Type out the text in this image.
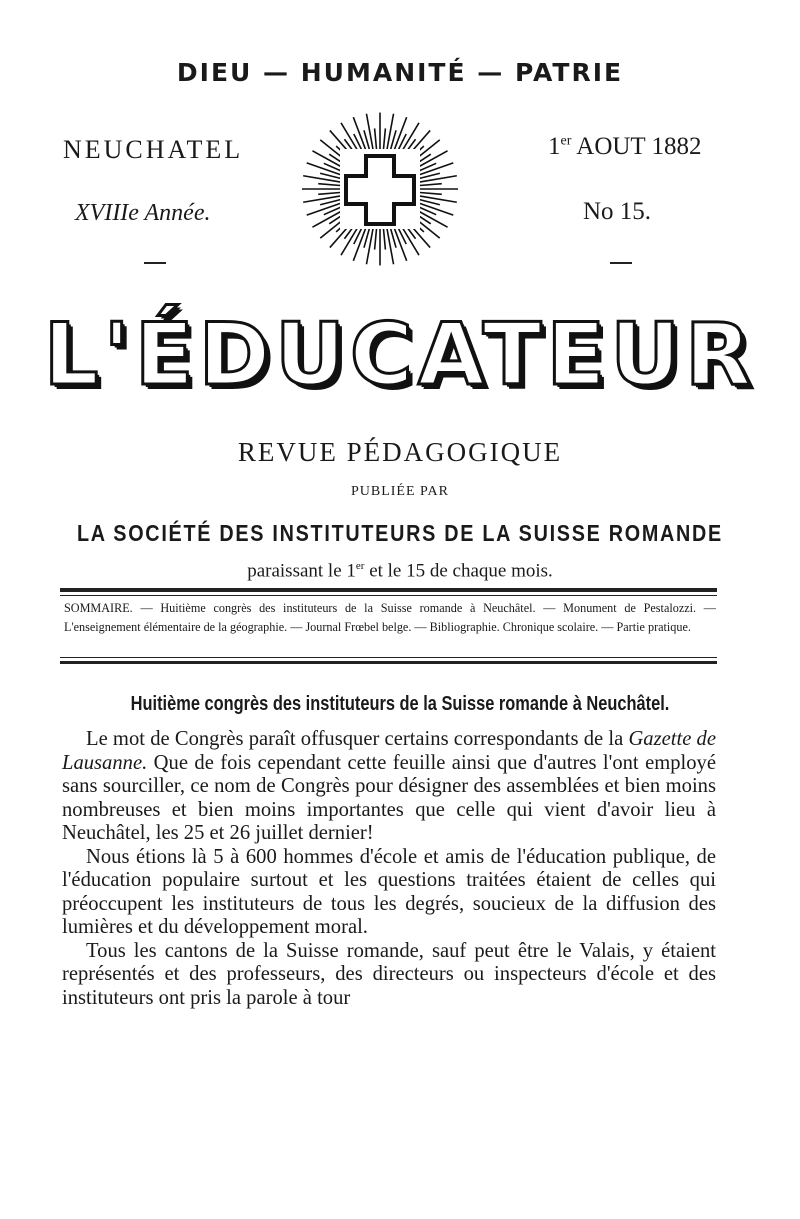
DIEU — HUMANITÉ — PATRIE
NEUCHATEL	1er AOUT 1882
XVIIIe Année.	No 15.
L'ÉDUCATEUR
REVUE PÉDAGOGIQUE
PUBLIÉE PAR
LA SOCIÉTÉ DES INSTITUTEURS DE LA SUISSE ROMANDE
paraissant le 1er et le 15 de chaque mois.
SOMMAIRE. — Huitième congrès des instituteurs de la Suisse romande à Neuchâtel. — Monument de Pestalozzi. — L'enseignement élémentaire de la géographie. — Journal Frœbel belge. — Bibliographie. Chronique scolaire. — Partie pratique.
Huitième congrès des instituteurs de la Suisse romande à Neuchâtel.

Le mot de Congrès paraît offusquer certains correspondants de la Gazette de Lausanne. Que de fois cependant cette feuille ainsi que d'autres l'ont employé sans sourciller, ce nom de Congrès pour désigner des assemblées et bien moins nombreuses et bien moins importantes que celle qui vient d'avoir lieu à Neuchâtel, les 25 et 26 juillet dernier!

Nous étions là 5 à 600 hommes d'école et amis de l'éducation publique, de l'éducation populaire surtout et les questions traitées étaient de celles qui préoccupent les instituteurs de tous les degrés, soucieux de la diffusion des lumières et du développement moral.

Tous les cantons de la Suisse romande, sauf peut être le Valais, y étaient représentés et des professeurs, des directeurs ou inspecteurs d'école et des instituteurs ont pris la parole à tour
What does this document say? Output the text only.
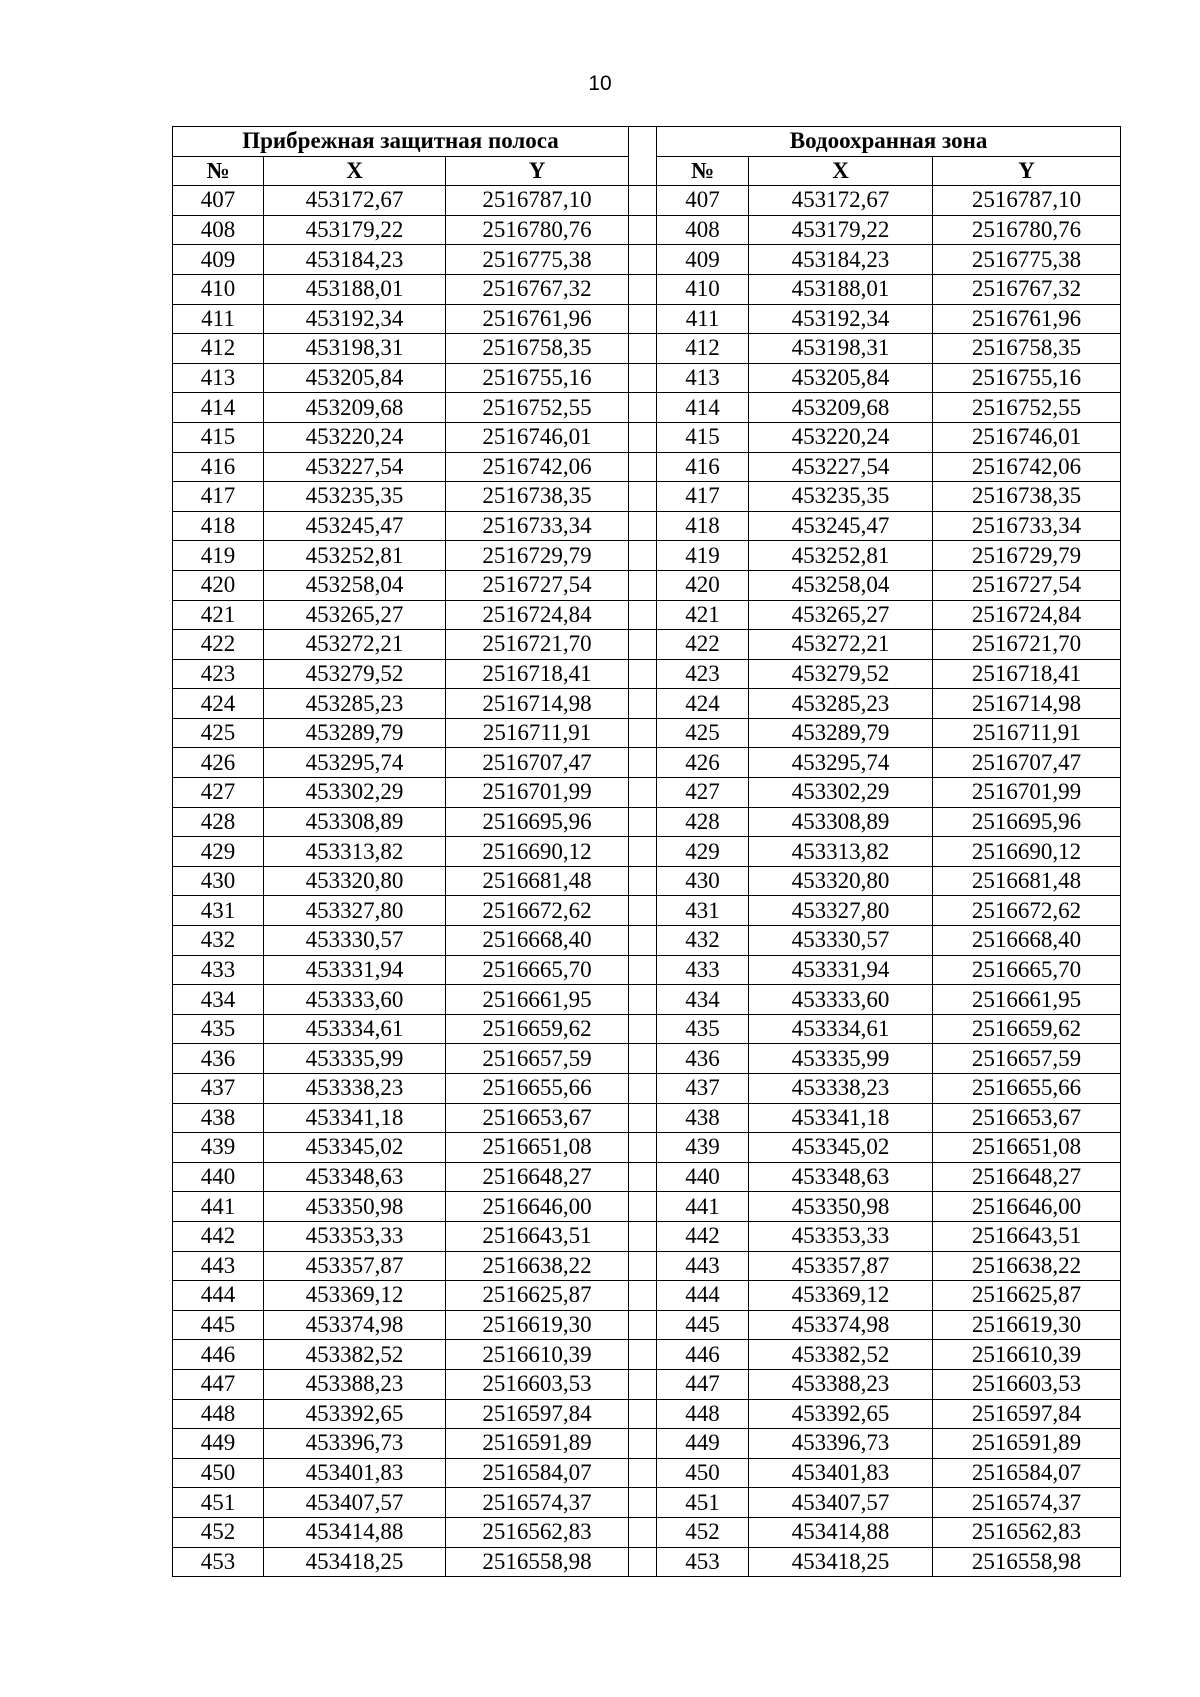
10
Прибрежная защитная полоса				Водоохранная зона		
№	X	Y		№	X	Y
407	453172,67	2516787,10		407	453172,67	2516787,10
408	453179,22	2516780,76		408	453179,22	2516780,76
409	453184,23	2516775,38		409	453184,23	2516775,38
410	453188,01	2516767,32		410	453188,01	2516767,32
411	453192,34	2516761,96		411	453192,34	2516761,96
412	453198,31	2516758,35		412	453198,31	2516758,35
413	453205,84	2516755,16		413	453205,84	2516755,16
414	453209,68	2516752,55		414	453209,68	2516752,55
415	453220,24	2516746,01		415	453220,24	2516746,01
416	453227,54	2516742,06		416	453227,54	2516742,06
417	453235,35	2516738,35		417	453235,35	2516738,35
418	453245,47	2516733,34		418	453245,47	2516733,34
419	453252,81	2516729,79		419	453252,81	2516729,79
420	453258,04	2516727,54		420	453258,04	2516727,54
421	453265,27	2516724,84		421	453265,27	2516724,84
422	453272,21	2516721,70		422	453272,21	2516721,70
423	453279,52	2516718,41		423	453279,52	2516718,41
424	453285,23	2516714,98		424	453285,23	2516714,98
425	453289,79	2516711,91		425	453289,79	2516711,91
426	453295,74	2516707,47		426	453295,74	2516707,47
427	453302,29	2516701,99		427	453302,29	2516701,99
428	453308,89	2516695,96		428	453308,89	2516695,96
429	453313,82	2516690,12		429	453313,82	2516690,12
430	453320,80	2516681,48		430	453320,80	2516681,48
431	453327,80	2516672,62		431	453327,80	2516672,62
432	453330,57	2516668,40		432	453330,57	2516668,40
433	453331,94	2516665,70		433	453331,94	2516665,70
434	453333,60	2516661,95		434	453333,60	2516661,95
435	453334,61	2516659,62		435	453334,61	2516659,62
436	453335,99	2516657,59		436	453335,99	2516657,59
437	453338,23	2516655,66		437	453338,23	2516655,66
438	453341,18	2516653,67		438	453341,18	2516653,67
439	453345,02	2516651,08		439	453345,02	2516651,08
440	453348,63	2516648,27		440	453348,63	2516648,27
441	453350,98	2516646,00		441	453350,98	2516646,00
442	453353,33	2516643,51		442	453353,33	2516643,51
443	453357,87	2516638,22		443	453357,87	2516638,22
444	453369,12	2516625,87		444	453369,12	2516625,87
445	453374,98	2516619,30		445	453374,98	2516619,30
446	453382,52	2516610,39		446	453382,52	2516610,39
447	453388,23	2516603,53		447	453388,23	2516603,53
448	453392,65	2516597,84		448	453392,65	2516597,84
449	453396,73	2516591,89		449	453396,73	2516591,89
450	453401,83	2516584,07		450	453401,83	2516584,07
451	453407,57	2516574,37		451	453407,57	2516574,37
452	453414,88	2516562,83		452	453414,88	2516562,83
453	453418,25	2516558,98		453	453418,25	2516558,98
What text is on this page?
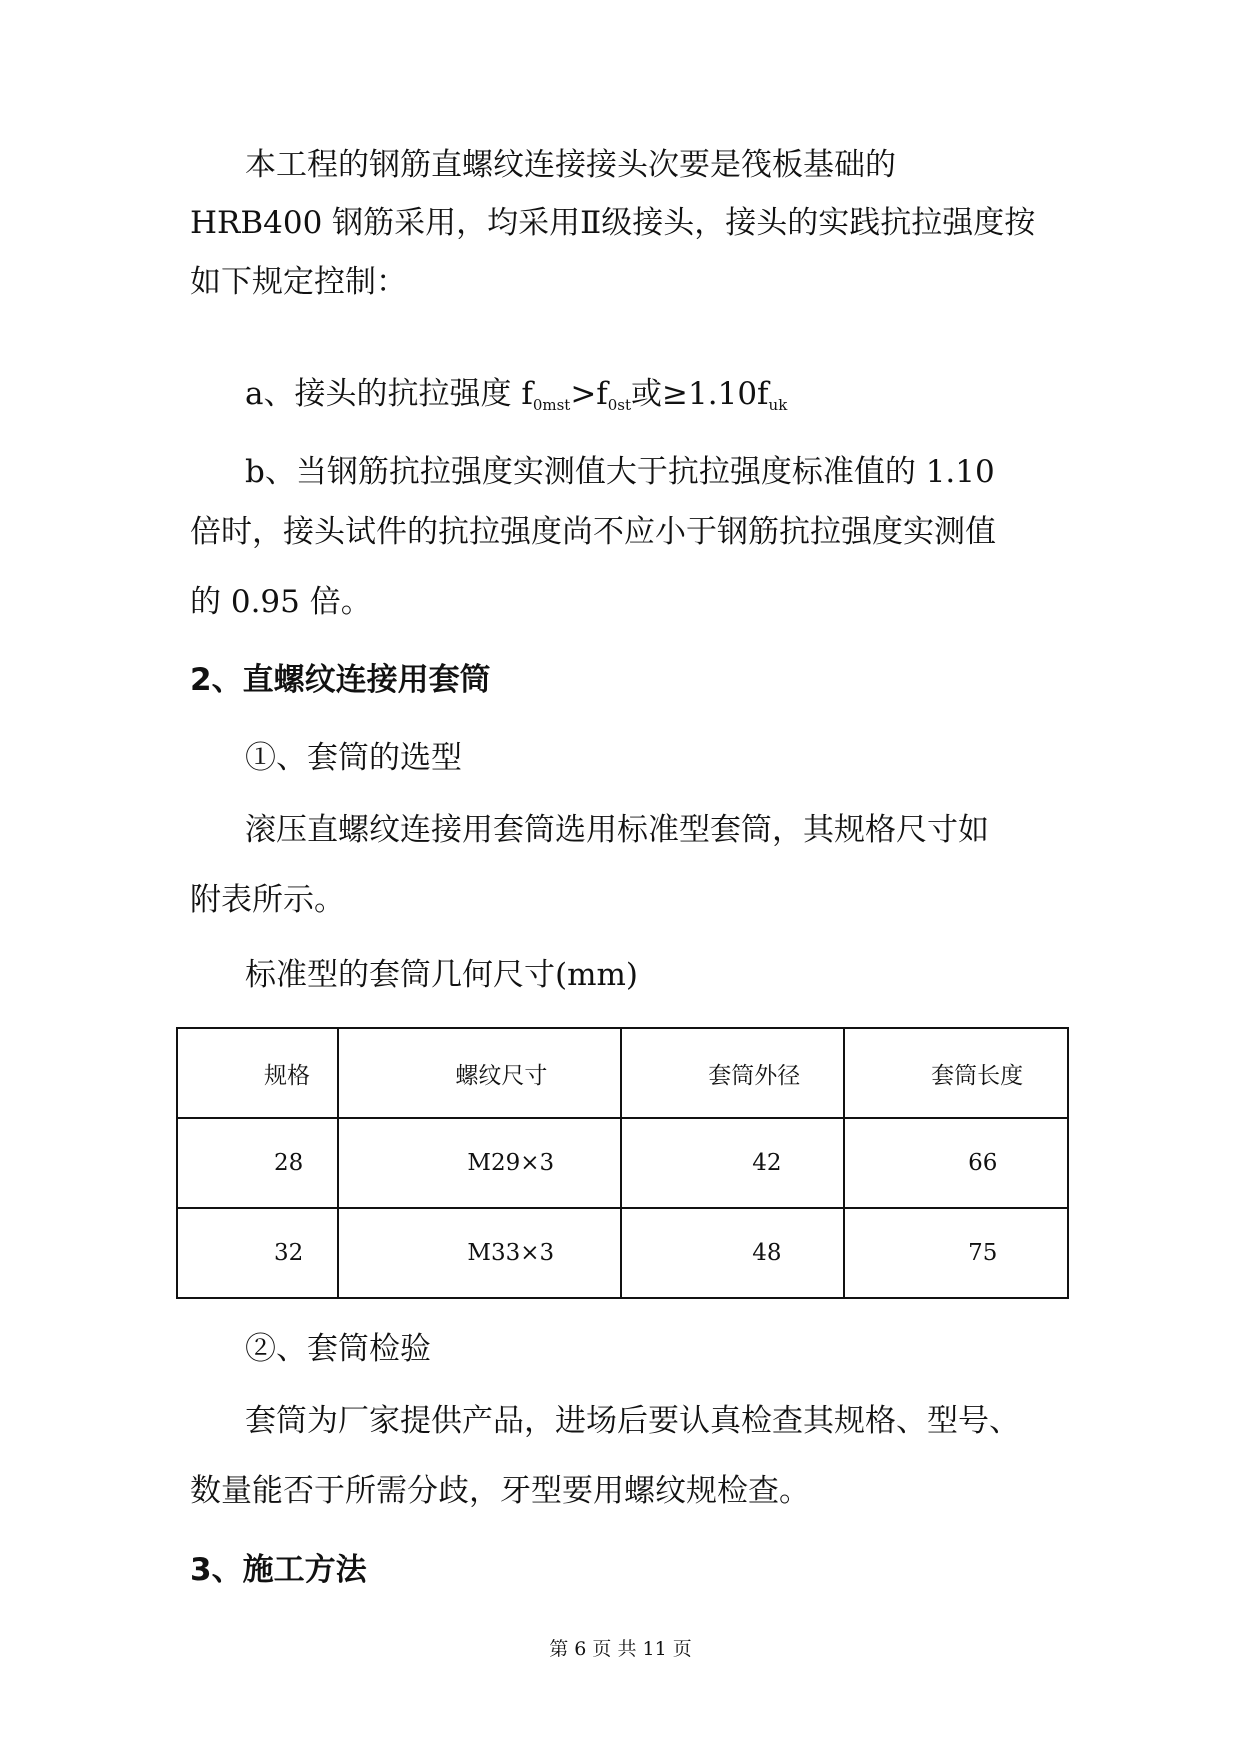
本工程的钢筋直螺纹连接接头次要是筏板基础的
HRB400 钢筋采用，均采用Ⅱ级接头，接头的实践抗拉强度按
如下规定控制：
a、接头的抗拉强度 $f_{0mst}>f_{0st}$或$\ge 1.10f_{uk}$
b、当钢筋抗拉强度实测值大于抗拉强度标准值的 1.10
倍时，接头试件的抗拉强度尚不应小于钢筋抗拉强度实测值
的 0.95 倍。
2、直螺纹连接用套筒
①、套筒的选型
滚压直螺纹连接用套筒选用标准型套筒，其规格尺寸如
附表所示。
标准型的套筒几何尺寸(mm)
规格	螺纹尺寸	套筒外径	套筒长度

28	M29×3	42	66

32	M33×3	48	75
②、套筒检验
套筒为厂家提供产品，进场后要认真检查其规格、型号、
数量能否于所需分歧，牙型要用螺纹规检查。
3、施工方法
第 6 页 共 11 页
==============================
Instruction => Write the listing above out again exactly, dropping each image.

Solution below =>
Type out the text in this image.
DIEU — HUMANITÉ — PATRIE
NEUCHATEL	1er AOUT 1882
XVIIIe Année.	No 15.
L'ÉDUCATEUR
REVUE PÉDAGOGIQUE
PUBLIÉE PAR
LA SOCIÉTÉ DES INSTITUTEURS DE LA SUISSE ROMANDE
paraissant le 1er et le 15 de chaque mois.
SOMMAIRE. — Huitième congrès des instituteurs de la Suisse romande à Neuchâtel. — Monument de Pestalozzi. — L'enseignement élémentaire de la géographie. — Journal Frœbel belge. — Bibliographie. Chronique scolaire. — Partie pratique.
Huitième congrès des instituteurs de la Suisse romande à Neuchâtel.

Le mot de Congrès paraît offusquer certains correspondants de la Gazette de Lausanne. Que de fois cependant cette feuille ainsi que d'autres l'ont employé sans sourciller, ce nom de Congrès pour désigner des assemblées et bien moins nombreuses et bien moins importantes que celle qui vient d'avoir lieu à Neuchâtel, les 25 et 26 juillet dernier!

Nous étions là 5 à 600 hommes d'école et amis de l'éducation publique, de l'éducation populaire surtout et les questions traitées étaient de celles qui préoccupent les instituteurs de tous les degrés, soucieux de la diffusion des lumières et du développement moral.

Tous les cantons de la Suisse romande, sauf peut être le Valais, y étaient représentés et des professeurs, des directeurs ou inspecteurs d'école et des instituteurs ont pris la parole à tour
What does this document say? Output the text only.
10
Прибрежная защитная полоса				Водоохранная зона		
№	X	Y		№	X	Y
407	453172,67	2516787,10		407	453172,67	2516787,10
408	453179,22	2516780,76		408	453179,22	2516780,76
409	453184,23	2516775,38		409	453184,23	2516775,38
410	453188,01	2516767,32		410	453188,01	2516767,32
411	453192,34	2516761,96		411	453192,34	2516761,96
412	453198,31	2516758,35		412	453198,31	2516758,35
413	453205,84	2516755,16		413	453205,84	2516755,16
414	453209,68	2516752,55		414	453209,68	2516752,55
415	453220,24	2516746,01		415	453220,24	2516746,01
416	453227,54	2516742,06		416	453227,54	2516742,06
417	453235,35	2516738,35		417	453235,35	2516738,35
418	453245,47	2516733,34		418	453245,47	2516733,34
419	453252,81	2516729,79		419	453252,81	2516729,79
420	453258,04	2516727,54		420	453258,04	2516727,54
421	453265,27	2516724,84		421	453265,27	2516724,84
422	453272,21	2516721,70		422	453272,21	2516721,70
423	453279,52	2516718,41		423	453279,52	2516718,41
424	453285,23	2516714,98		424	453285,23	2516714,98
425	453289,79	2516711,91		425	453289,79	2516711,91
426	453295,74	2516707,47		426	453295,74	2516707,47
427	453302,29	2516701,99		427	453302,29	2516701,99
428	453308,89	2516695,96		428	453308,89	2516695,96
429	453313,82	2516690,12		429	453313,82	2516690,12
430	453320,80	2516681,48		430	453320,80	2516681,48
431	453327,80	2516672,62		431	453327,80	2516672,62
432	453330,57	2516668,40		432	453330,57	2516668,40
433	453331,94	2516665,70		433	453331,94	2516665,70
434	453333,60	2516661,95		434	453333,60	2516661,95
435	453334,61	2516659,62		435	453334,61	2516659,62
436	453335,99	2516657,59		436	453335,99	2516657,59
437	453338,23	2516655,66		437	453338,23	2516655,66
438	453341,18	2516653,67		438	453341,18	2516653,67
439	453345,02	2516651,08		439	453345,02	2516651,08
440	453348,63	2516648,27		440	453348,63	2516648,27
441	453350,98	2516646,00		441	453350,98	2516646,00
442	453353,33	2516643,51		442	453353,33	2516643,51
443	453357,87	2516638,22		443	453357,87	2516638,22
444	453369,12	2516625,87		444	453369,12	2516625,87
445	453374,98	2516619,30		445	453374,98	2516619,30
446	453382,52	2516610,39		446	453382,52	2516610,39
447	453388,23	2516603,53		447	453388,23	2516603,53
448	453392,65	2516597,84		448	453392,65	2516597,84
449	453396,73	2516591,89		449	453396,73	2516591,89
450	453401,83	2516584,07		450	453401,83	2516584,07
451	453407,57	2516574,37		451	453407,57	2516574,37
452	453414,88	2516562,83		452	453414,88	2516562,83
453	453418,25	2516558,98		453	453418,25	2516558,98
What text is on this page?
本工程的钢筋直螺纹连接接头次要是筏板基础的
HRB400 钢筋采用，均采用Ⅱ级接头，接头的实践抗拉强度按
如下规定控制：
a、接头的抗拉强度 $f_{0mst}>f_{0st}$或$\ge 1.10f_{uk}$
b、当钢筋抗拉强度实测值大于抗拉强度标准值的 1.10
倍时，接头试件的抗拉强度尚不应小于钢筋抗拉强度实测值
的 0.95 倍。
2、直螺纹连接用套筒
①、套筒的选型
滚压直螺纹连接用套筒选用标准型套筒，其规格尺寸如
附表所示。
标准型的套筒几何尺寸(mm)
规格	螺纹尺寸	套筒外径	套筒长度

28	M29×3	42	66

32	M33×3	48	75
②、套筒检验
套筒为厂家提供产品，进场后要认真检查其规格、型号、
数量能否于所需分歧，牙型要用螺纹规检查。
3、施工方法
第 6 页 共 11 页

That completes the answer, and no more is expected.